Dataset rows about figures
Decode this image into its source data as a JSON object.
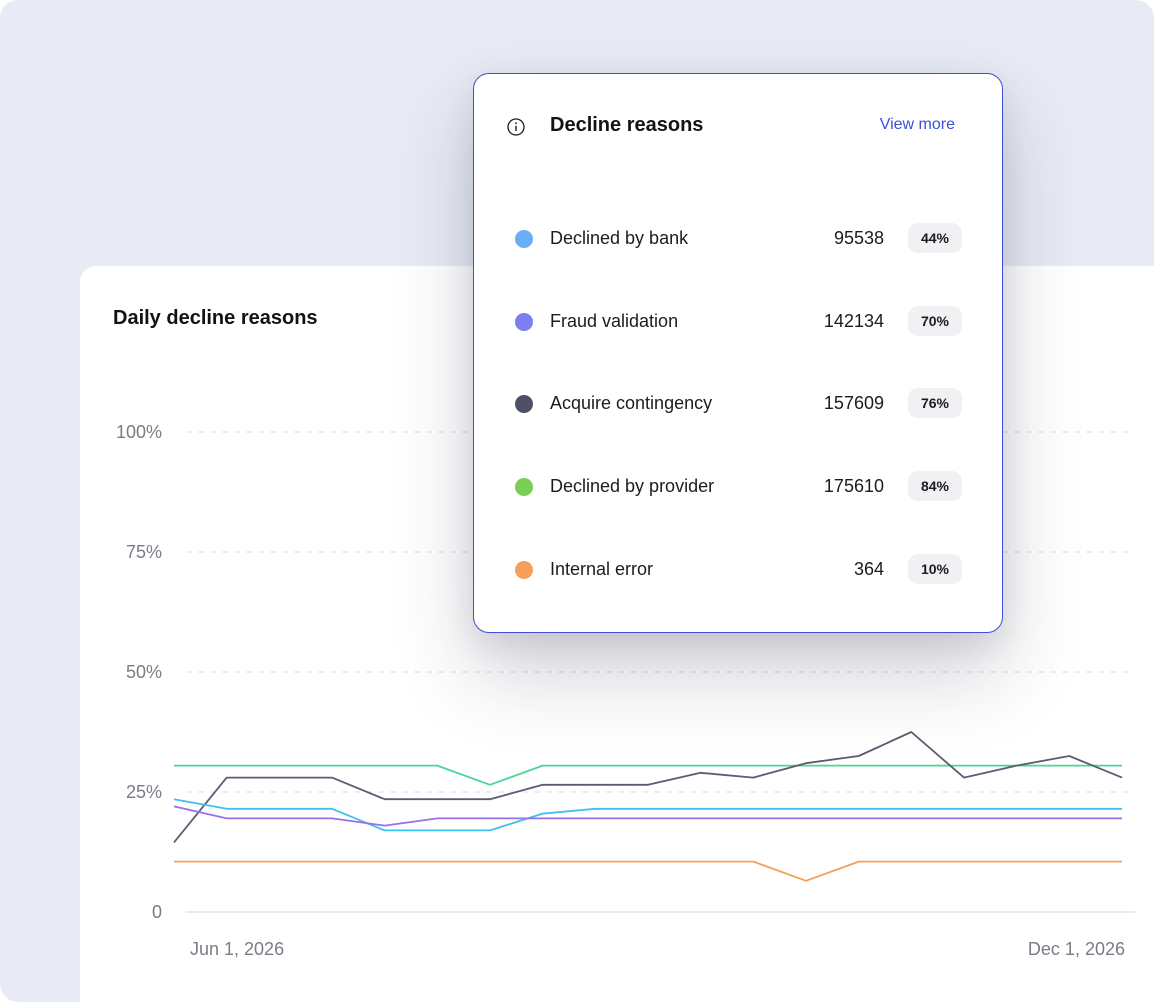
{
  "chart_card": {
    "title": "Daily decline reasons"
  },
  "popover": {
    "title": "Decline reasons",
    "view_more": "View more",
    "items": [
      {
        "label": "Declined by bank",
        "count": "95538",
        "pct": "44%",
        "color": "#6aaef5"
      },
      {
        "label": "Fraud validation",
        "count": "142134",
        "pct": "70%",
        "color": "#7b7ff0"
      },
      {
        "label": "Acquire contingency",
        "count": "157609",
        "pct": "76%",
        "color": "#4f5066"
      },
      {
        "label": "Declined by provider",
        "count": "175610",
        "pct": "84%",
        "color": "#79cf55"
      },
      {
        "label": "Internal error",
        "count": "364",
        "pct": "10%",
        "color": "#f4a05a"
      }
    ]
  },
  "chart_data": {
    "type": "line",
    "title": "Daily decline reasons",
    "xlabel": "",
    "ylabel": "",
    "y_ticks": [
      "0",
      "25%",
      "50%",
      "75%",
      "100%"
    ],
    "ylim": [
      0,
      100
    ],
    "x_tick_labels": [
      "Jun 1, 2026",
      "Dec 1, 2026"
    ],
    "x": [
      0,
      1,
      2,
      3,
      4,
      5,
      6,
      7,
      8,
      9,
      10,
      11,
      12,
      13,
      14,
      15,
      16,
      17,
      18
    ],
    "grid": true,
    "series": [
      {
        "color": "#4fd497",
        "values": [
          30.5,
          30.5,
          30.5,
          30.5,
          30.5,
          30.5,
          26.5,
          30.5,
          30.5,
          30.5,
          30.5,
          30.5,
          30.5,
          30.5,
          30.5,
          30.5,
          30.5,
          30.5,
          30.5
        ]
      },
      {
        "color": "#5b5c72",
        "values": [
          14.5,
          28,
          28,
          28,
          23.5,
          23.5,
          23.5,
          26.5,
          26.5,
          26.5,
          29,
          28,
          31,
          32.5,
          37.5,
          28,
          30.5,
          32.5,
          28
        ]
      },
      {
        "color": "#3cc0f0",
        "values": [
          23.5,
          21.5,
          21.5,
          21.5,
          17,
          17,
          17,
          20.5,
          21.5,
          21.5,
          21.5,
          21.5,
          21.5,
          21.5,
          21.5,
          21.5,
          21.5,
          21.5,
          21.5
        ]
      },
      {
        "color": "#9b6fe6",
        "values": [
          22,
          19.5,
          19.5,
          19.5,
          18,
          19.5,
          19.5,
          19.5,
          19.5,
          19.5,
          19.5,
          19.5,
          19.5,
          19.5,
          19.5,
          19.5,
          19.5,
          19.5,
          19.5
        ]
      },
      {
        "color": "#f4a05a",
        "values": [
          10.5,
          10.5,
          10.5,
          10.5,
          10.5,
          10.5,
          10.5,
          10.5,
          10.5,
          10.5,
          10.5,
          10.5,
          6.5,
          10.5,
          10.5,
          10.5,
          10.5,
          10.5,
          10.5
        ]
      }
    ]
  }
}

* * *

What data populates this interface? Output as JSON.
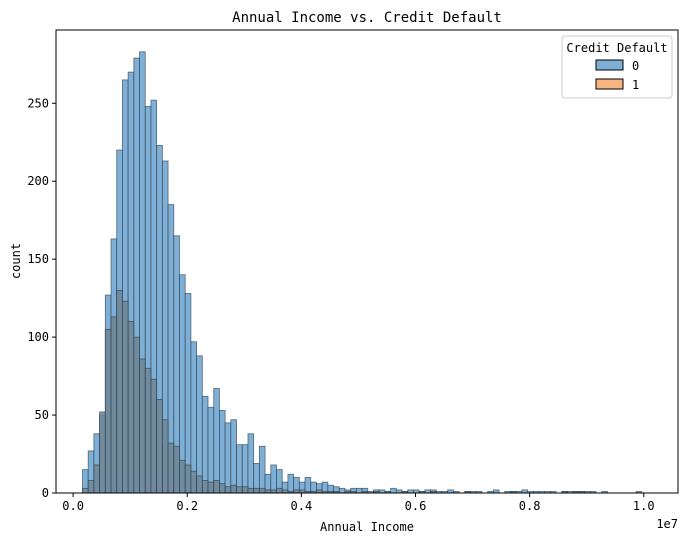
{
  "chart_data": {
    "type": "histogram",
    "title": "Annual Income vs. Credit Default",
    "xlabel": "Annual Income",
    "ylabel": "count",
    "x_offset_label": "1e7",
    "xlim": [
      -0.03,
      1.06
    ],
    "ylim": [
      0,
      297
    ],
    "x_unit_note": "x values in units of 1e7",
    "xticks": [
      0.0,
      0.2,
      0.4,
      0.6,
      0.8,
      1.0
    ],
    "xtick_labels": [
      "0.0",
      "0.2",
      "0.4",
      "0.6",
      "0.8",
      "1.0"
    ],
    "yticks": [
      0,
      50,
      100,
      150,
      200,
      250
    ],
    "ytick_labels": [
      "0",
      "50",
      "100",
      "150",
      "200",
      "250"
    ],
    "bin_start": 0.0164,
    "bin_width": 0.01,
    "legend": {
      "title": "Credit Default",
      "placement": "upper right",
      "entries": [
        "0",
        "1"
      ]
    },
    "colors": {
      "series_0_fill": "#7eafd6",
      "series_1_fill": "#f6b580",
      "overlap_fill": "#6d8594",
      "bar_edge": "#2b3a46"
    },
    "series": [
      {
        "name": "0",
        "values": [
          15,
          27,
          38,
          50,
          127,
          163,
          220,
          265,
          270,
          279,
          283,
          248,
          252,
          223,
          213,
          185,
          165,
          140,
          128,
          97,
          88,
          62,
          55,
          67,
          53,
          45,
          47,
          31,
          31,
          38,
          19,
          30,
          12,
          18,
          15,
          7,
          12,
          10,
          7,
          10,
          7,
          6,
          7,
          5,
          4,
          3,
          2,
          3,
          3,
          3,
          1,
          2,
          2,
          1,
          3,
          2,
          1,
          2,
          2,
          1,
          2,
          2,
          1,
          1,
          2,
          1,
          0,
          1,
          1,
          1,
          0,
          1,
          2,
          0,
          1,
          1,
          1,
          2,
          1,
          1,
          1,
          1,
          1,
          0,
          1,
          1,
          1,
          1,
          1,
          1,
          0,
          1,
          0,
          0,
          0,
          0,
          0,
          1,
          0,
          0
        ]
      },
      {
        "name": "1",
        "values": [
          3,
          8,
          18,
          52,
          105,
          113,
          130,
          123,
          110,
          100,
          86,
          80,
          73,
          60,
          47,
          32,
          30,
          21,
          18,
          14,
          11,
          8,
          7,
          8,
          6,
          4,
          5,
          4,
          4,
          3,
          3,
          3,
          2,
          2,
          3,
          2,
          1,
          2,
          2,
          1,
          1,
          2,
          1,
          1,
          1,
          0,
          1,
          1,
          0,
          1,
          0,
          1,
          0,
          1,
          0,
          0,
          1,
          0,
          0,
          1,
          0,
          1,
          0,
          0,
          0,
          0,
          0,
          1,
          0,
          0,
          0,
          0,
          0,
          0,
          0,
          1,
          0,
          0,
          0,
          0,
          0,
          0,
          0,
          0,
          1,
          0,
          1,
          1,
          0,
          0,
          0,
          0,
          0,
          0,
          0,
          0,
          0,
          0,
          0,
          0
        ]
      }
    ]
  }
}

...

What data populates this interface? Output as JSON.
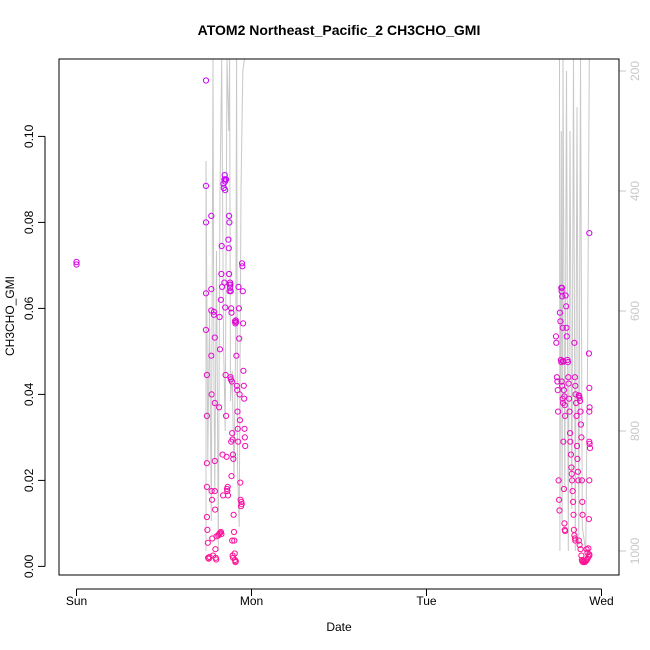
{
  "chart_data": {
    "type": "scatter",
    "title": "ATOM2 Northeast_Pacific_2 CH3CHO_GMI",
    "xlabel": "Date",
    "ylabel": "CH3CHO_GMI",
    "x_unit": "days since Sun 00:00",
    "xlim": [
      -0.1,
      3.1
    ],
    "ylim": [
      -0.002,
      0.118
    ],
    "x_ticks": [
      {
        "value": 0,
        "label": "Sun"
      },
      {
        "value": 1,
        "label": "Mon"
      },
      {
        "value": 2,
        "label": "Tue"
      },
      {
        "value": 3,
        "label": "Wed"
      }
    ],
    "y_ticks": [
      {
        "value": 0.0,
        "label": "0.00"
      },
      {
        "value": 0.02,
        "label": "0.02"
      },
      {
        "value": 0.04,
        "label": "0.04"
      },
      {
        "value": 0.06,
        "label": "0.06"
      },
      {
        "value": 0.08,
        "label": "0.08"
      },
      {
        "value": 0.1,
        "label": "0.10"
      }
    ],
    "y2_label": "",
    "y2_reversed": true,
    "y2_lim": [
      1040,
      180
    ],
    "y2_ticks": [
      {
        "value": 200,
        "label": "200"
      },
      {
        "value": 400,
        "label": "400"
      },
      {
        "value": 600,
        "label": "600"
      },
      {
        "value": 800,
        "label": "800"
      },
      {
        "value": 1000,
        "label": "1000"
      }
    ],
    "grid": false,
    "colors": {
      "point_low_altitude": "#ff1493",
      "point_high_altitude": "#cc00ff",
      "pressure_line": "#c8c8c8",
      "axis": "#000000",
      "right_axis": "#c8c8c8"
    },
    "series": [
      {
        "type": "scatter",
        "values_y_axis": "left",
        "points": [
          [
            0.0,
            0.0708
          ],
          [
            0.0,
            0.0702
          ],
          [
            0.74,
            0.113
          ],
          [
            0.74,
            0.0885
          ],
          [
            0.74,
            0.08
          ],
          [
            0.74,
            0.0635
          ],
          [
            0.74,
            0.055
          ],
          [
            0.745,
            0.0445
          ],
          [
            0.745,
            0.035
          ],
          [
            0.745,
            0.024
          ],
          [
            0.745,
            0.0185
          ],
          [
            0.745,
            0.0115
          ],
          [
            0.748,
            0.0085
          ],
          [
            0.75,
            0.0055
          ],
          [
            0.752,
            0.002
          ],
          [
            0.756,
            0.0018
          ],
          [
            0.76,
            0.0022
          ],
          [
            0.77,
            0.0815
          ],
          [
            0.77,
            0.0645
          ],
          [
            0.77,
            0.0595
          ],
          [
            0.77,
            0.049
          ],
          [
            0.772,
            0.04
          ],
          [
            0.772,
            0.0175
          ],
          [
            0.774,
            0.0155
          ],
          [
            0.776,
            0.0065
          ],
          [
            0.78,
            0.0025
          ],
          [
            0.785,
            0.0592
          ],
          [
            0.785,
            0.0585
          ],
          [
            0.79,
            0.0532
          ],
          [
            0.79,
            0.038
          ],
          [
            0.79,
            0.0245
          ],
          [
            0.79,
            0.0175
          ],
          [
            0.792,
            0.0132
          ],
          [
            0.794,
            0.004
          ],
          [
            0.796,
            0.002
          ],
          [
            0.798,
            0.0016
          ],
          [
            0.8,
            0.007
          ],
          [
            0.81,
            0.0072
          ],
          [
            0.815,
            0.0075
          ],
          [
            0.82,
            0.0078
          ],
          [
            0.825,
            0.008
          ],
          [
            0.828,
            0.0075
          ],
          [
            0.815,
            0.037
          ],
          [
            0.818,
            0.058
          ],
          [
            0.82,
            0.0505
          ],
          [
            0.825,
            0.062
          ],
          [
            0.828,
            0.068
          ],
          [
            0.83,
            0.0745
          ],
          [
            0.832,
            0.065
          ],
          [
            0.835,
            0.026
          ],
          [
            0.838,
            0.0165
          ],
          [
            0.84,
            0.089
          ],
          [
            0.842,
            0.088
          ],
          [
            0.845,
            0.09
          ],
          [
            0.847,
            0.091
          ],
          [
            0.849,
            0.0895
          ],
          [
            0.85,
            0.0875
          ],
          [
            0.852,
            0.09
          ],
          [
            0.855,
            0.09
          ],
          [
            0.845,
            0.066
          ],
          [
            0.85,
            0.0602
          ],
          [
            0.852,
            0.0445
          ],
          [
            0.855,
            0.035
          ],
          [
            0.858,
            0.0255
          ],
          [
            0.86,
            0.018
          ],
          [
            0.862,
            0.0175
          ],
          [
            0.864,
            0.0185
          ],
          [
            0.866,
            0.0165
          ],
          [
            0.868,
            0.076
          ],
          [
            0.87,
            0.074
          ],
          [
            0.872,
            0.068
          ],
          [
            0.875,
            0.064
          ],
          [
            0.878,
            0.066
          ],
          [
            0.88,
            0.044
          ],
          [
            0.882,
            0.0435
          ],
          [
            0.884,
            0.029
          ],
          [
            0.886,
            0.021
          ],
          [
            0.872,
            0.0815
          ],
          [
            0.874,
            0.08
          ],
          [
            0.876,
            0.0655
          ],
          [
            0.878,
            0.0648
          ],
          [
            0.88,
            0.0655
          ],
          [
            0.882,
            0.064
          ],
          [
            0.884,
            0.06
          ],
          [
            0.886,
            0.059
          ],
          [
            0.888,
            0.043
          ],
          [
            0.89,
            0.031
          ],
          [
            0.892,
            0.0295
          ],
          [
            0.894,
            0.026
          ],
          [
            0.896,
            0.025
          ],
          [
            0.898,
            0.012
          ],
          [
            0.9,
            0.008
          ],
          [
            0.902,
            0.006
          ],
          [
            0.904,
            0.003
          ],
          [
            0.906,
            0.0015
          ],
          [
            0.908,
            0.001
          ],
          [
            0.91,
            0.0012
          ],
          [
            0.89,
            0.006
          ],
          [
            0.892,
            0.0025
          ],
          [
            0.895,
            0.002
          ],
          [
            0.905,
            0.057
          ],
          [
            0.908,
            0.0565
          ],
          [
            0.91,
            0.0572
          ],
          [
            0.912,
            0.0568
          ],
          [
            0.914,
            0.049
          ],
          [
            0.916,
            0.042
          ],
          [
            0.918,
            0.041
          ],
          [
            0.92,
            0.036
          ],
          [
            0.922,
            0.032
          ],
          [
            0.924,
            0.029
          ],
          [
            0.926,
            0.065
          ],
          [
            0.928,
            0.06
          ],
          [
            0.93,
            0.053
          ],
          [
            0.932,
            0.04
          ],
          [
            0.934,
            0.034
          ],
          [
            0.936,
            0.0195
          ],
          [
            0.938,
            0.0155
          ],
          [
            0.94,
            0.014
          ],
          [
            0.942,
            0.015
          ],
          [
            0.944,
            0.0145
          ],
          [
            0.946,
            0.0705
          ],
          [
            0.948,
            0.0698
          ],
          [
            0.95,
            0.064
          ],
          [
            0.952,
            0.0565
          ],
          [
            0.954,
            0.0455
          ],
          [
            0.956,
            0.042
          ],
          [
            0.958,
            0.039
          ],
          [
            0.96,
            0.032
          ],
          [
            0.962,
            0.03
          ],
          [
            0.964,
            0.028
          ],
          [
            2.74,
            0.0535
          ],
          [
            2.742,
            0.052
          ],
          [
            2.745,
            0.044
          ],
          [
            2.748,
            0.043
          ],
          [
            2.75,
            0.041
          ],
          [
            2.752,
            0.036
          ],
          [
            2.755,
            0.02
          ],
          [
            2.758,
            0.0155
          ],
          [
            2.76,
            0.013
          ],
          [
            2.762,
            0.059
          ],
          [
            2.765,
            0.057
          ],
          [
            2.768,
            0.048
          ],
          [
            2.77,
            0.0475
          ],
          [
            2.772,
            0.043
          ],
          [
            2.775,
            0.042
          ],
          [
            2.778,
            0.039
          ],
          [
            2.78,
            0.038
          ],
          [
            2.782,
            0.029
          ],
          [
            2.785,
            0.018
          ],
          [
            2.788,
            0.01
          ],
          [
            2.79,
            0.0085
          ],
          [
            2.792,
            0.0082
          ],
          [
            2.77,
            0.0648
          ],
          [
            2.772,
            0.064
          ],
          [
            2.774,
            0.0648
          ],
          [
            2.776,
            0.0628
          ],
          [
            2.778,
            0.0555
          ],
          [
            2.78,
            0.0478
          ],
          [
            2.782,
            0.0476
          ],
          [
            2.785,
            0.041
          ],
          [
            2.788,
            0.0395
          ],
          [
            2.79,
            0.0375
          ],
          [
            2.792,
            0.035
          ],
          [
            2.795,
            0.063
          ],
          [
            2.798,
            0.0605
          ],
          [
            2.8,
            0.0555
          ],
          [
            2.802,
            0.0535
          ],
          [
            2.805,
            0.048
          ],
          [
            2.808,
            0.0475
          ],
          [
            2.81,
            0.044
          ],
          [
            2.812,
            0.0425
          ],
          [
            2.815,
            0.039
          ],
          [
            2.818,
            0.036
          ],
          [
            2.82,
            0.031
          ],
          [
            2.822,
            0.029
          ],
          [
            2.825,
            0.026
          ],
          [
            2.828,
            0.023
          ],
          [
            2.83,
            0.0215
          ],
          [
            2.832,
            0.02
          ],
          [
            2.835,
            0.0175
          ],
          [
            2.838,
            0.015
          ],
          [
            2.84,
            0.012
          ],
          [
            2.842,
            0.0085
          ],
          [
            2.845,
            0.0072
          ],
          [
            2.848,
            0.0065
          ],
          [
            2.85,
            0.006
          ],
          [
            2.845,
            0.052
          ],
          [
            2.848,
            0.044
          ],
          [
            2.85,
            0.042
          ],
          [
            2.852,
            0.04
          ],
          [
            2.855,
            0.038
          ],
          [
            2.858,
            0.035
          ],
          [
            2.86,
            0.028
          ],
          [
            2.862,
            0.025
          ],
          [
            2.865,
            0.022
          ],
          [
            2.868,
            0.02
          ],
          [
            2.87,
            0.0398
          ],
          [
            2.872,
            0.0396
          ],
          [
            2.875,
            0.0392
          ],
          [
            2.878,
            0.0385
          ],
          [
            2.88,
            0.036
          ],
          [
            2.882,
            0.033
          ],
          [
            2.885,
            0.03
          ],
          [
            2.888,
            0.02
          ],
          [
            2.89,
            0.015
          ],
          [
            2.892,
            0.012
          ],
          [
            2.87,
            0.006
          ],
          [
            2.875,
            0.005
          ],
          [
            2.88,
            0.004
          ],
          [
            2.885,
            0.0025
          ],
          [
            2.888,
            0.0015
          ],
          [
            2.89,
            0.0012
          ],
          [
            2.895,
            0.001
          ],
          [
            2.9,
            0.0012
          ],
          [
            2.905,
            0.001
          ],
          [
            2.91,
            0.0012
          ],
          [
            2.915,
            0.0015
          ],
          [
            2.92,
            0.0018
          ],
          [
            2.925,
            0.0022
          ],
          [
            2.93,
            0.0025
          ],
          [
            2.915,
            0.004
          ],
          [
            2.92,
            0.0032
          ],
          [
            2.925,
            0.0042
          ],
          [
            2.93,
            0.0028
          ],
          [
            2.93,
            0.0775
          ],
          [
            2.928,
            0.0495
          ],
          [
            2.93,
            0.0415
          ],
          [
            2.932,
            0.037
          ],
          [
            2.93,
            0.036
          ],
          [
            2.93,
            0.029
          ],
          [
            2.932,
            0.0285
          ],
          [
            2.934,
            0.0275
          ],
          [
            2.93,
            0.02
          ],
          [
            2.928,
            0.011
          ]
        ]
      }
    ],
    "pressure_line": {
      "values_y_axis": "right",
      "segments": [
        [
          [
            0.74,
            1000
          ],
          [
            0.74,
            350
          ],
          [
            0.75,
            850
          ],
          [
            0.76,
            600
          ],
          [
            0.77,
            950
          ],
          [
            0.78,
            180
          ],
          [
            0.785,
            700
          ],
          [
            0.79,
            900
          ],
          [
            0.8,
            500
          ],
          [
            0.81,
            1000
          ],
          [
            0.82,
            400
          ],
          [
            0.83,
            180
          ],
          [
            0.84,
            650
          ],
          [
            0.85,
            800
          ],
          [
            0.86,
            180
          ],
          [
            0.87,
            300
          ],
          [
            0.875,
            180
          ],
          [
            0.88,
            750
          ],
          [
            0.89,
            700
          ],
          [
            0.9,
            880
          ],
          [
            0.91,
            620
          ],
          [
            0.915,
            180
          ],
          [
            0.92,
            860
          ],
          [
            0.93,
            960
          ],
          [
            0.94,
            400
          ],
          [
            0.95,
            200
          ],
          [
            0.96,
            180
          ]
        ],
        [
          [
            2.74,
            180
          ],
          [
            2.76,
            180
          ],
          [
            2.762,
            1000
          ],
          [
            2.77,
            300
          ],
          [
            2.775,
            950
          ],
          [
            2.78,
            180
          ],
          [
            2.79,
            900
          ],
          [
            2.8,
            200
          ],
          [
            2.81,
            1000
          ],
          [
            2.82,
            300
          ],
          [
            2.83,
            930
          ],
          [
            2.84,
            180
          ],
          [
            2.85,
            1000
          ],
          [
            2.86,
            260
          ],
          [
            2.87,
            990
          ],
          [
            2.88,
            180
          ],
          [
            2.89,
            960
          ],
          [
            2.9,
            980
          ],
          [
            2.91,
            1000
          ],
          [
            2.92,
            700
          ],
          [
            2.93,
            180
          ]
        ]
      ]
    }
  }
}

◆ Job
Working from the entries above, return all lines that contain "Declined".

◆ Task answer
        "label": "Declined by bank",
        "label": "Declined by provider",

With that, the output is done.